- _Dataset excerpts_
######

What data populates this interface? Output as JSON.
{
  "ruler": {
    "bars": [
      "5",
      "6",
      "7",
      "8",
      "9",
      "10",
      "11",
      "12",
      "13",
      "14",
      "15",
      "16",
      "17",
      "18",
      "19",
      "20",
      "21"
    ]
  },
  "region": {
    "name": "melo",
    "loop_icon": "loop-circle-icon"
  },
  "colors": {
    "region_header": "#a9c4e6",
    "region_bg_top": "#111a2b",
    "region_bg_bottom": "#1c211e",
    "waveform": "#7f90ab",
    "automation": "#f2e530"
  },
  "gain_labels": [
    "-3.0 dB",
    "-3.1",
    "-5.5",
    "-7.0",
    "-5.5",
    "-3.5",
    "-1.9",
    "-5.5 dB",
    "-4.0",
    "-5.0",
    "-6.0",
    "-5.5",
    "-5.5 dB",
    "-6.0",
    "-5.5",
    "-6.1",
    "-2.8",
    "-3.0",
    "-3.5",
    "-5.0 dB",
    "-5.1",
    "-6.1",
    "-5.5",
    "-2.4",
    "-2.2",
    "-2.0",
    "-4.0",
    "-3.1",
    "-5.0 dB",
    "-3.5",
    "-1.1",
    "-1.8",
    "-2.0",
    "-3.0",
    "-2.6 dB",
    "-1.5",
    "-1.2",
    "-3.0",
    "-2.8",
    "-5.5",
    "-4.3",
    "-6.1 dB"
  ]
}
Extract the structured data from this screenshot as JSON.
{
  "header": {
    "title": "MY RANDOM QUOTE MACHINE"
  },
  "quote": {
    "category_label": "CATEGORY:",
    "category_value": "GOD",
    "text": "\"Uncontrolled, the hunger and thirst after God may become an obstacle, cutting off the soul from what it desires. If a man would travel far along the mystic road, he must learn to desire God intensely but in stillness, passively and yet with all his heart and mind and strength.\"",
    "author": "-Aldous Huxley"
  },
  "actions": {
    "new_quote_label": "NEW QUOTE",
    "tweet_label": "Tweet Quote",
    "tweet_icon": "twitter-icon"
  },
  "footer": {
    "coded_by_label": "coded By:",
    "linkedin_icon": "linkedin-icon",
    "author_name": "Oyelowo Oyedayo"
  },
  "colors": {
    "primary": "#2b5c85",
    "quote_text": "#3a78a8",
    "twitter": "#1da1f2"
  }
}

######

- _What you need to do_
Give the entries again in full, exactly as they are written.

- _Output for this exercise_
What data populates this interface? Output as JSON.
{
  "ruler": {
    "bars": [
      "5",
      "6",
      "7",
      "8",
      "9",
      "10",
      "11",
      "12",
      "13",
      "14",
      "15",
      "16",
      "17",
      "18",
      "19",
      "20",
      "21"
    ]
  },
  "region": {
    "name": "melo",
    "loop_icon": "loop-circle-icon"
  },
  "colors": {
    "region_header": "#a9c4e6",
    "region_bg_top": "#111a2b",
    "region_bg_bottom": "#1c211e",
    "waveform": "#7f90ab",
    "automation": "#f2e530"
  },
  "gain_labels": [
    "-3.0 dB",
    "-3.1",
    "-5.5",
    "-7.0",
    "-5.5",
    "-3.5",
    "-1.9",
    "-5.5 dB",
    "-4.0",
    "-5.0",
    "-6.0",
    "-5.5",
    "-5.5 dB",
    "-6.0",
    "-5.5",
    "-6.1",
    "-2.8",
    "-3.0",
    "-3.5",
    "-5.0 dB",
    "-5.1",
    "-6.1",
    "-5.5",
    "-2.4",
    "-2.2",
    "-2.0",
    "-4.0",
    "-3.1",
    "-5.0 dB",
    "-3.5",
    "-1.1",
    "-1.8",
    "-2.0",
    "-3.0",
    "-2.6 dB",
    "-1.5",
    "-1.2",
    "-3.0",
    "-2.8",
    "-5.5",
    "-4.3",
    "-6.1 dB"
  ]
}
Extract the structured data from this screenshot as JSON.
{
  "header": {
    "title": "MY RANDOM QUOTE MACHINE"
  },
  "quote": {
    "category_label": "CATEGORY:",
    "category_value": "GOD",
    "text": "\"Uncontrolled, the hunger and thirst after God may become an obstacle, cutting off the soul from what it desires. If a man would travel far along the mystic road, he must learn to desire God intensely but in stillness, passively and yet with all his heart and mind and strength.\"",
    "author": "-Aldous Huxley"
  },
  "actions": {
    "new_quote_label": "NEW QUOTE",
    "tweet_label": "Tweet Quote",
    "tweet_icon": "twitter-icon"
  },
  "footer": {
    "coded_by_label": "coded By:",
    "linkedin_icon": "linkedin-icon",
    "author_name": "Oyelowo Oyedayo"
  },
  "colors": {
    "primary": "#2b5c85",
    "quote_text": "#3a78a8",
    "twitter": "#1da1f2"
  }
}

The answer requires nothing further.